[[ SOURCE RECORDS open ]]
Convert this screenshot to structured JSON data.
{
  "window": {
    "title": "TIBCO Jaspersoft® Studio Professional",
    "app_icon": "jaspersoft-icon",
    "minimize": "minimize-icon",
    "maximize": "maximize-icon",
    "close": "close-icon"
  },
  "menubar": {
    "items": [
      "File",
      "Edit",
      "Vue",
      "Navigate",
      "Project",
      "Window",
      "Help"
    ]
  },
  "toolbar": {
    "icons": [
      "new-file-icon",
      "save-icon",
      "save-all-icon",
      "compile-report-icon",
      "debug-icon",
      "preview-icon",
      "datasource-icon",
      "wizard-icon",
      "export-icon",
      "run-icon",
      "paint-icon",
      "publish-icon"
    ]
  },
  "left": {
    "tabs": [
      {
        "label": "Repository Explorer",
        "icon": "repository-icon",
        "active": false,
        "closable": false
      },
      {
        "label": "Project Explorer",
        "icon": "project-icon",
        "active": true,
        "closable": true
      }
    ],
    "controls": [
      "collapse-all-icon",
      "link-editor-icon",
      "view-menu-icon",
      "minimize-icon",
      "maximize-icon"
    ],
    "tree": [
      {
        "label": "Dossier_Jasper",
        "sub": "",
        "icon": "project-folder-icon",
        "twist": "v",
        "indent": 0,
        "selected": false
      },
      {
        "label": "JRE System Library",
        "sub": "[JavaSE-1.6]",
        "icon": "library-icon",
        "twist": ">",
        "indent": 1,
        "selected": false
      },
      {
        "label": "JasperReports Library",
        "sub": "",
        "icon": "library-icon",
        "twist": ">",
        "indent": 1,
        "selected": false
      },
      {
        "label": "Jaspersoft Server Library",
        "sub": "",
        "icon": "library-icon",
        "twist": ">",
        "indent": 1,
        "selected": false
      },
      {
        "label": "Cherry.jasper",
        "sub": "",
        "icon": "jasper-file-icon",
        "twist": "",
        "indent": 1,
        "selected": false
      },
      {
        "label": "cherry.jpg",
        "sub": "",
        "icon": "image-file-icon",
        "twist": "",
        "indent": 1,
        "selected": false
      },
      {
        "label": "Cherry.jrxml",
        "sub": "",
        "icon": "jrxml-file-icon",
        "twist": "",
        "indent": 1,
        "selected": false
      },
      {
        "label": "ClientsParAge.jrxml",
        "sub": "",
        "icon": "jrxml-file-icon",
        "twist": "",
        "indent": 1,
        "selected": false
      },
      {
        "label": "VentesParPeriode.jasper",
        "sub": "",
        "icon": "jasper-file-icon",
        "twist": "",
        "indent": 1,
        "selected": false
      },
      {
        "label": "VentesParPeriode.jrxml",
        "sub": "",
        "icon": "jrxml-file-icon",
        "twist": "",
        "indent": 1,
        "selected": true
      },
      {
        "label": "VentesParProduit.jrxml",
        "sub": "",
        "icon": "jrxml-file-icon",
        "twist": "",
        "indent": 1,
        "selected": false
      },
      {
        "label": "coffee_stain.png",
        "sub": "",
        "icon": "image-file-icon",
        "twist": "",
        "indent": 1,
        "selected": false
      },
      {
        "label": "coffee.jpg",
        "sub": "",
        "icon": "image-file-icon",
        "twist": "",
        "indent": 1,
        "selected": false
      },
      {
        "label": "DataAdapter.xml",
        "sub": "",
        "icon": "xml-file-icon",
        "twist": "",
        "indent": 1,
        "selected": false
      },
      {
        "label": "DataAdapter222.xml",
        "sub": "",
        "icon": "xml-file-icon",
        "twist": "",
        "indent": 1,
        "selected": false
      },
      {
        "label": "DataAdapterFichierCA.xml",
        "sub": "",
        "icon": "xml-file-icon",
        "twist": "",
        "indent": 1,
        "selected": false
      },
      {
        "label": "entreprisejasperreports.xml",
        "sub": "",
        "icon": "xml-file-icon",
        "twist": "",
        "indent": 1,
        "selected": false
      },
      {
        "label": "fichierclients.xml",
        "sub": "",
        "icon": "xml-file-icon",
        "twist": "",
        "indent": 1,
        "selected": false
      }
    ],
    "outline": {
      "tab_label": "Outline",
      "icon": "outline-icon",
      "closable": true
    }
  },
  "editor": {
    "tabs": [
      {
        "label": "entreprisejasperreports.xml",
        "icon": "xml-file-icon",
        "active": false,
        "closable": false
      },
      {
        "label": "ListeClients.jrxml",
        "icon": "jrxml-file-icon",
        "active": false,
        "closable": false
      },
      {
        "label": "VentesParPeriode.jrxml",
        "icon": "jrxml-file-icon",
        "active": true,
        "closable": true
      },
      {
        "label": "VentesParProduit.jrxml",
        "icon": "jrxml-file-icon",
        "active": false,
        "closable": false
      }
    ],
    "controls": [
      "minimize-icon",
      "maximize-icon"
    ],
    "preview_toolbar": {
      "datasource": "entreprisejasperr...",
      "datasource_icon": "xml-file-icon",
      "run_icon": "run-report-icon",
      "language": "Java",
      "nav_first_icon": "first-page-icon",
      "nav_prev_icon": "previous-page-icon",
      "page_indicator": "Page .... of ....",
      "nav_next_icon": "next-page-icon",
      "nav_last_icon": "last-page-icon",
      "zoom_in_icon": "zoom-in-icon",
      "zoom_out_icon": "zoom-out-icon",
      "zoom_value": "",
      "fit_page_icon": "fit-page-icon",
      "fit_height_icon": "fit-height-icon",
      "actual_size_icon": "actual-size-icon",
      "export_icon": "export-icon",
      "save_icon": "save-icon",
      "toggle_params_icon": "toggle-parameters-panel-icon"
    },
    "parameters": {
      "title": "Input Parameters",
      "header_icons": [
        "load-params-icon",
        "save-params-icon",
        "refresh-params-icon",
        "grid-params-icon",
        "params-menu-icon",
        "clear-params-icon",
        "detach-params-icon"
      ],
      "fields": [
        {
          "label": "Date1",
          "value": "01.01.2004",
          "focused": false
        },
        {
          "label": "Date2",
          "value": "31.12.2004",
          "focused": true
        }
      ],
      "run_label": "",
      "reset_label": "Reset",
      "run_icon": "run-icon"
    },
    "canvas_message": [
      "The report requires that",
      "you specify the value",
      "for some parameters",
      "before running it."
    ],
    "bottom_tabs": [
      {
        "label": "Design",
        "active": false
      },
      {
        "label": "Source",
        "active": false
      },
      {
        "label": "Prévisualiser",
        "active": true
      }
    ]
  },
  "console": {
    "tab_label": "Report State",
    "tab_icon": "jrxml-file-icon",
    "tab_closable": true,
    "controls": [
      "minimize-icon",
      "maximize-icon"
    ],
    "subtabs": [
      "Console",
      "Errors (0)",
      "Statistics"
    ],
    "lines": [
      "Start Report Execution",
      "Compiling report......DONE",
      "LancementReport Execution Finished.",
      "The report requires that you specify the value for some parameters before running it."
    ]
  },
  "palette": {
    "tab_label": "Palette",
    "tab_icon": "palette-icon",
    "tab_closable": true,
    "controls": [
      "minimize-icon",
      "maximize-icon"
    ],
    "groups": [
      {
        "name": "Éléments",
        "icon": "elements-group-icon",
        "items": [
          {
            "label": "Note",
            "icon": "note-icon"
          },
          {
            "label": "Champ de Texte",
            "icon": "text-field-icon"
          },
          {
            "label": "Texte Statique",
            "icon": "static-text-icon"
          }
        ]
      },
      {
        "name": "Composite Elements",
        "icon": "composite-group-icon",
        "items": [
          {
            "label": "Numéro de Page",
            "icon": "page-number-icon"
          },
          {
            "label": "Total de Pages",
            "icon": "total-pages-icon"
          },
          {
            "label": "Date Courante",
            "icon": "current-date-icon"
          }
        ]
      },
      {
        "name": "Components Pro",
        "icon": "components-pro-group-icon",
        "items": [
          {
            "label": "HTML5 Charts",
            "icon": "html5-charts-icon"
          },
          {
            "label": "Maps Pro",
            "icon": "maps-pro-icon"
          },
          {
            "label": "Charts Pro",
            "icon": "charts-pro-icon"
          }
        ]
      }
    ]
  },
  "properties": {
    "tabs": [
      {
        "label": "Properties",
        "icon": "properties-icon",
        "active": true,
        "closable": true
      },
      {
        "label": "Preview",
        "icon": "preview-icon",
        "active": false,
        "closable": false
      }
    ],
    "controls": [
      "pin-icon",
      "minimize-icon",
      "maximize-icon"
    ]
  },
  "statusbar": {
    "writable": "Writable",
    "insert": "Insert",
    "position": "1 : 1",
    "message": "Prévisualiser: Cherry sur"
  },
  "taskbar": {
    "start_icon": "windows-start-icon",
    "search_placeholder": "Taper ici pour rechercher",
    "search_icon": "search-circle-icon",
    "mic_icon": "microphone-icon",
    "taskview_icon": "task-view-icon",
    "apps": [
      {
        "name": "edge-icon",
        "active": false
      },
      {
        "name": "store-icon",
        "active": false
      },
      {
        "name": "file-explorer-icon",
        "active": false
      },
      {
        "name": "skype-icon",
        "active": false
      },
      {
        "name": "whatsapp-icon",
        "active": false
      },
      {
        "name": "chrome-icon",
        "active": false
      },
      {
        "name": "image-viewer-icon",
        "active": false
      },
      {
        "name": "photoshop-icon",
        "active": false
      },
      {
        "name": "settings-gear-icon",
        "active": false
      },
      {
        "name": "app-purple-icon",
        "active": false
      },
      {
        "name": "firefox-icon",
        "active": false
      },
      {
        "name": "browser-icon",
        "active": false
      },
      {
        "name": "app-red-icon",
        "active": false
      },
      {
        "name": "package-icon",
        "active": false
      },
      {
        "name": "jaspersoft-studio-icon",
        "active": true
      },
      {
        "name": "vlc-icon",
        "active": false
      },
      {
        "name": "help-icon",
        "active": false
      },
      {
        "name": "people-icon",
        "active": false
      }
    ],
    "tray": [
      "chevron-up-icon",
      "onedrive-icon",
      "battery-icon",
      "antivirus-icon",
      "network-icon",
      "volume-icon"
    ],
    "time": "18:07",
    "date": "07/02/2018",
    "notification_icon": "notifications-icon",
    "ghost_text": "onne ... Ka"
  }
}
[[ SOURCE RECORDS closed ]]
The expected result is every line above containing the string "title".

◆ **EXERCISE SOLUTION**
    "title": "TIBCO Jaspersoft® Studio Professional",
      "title": "Input Parameters",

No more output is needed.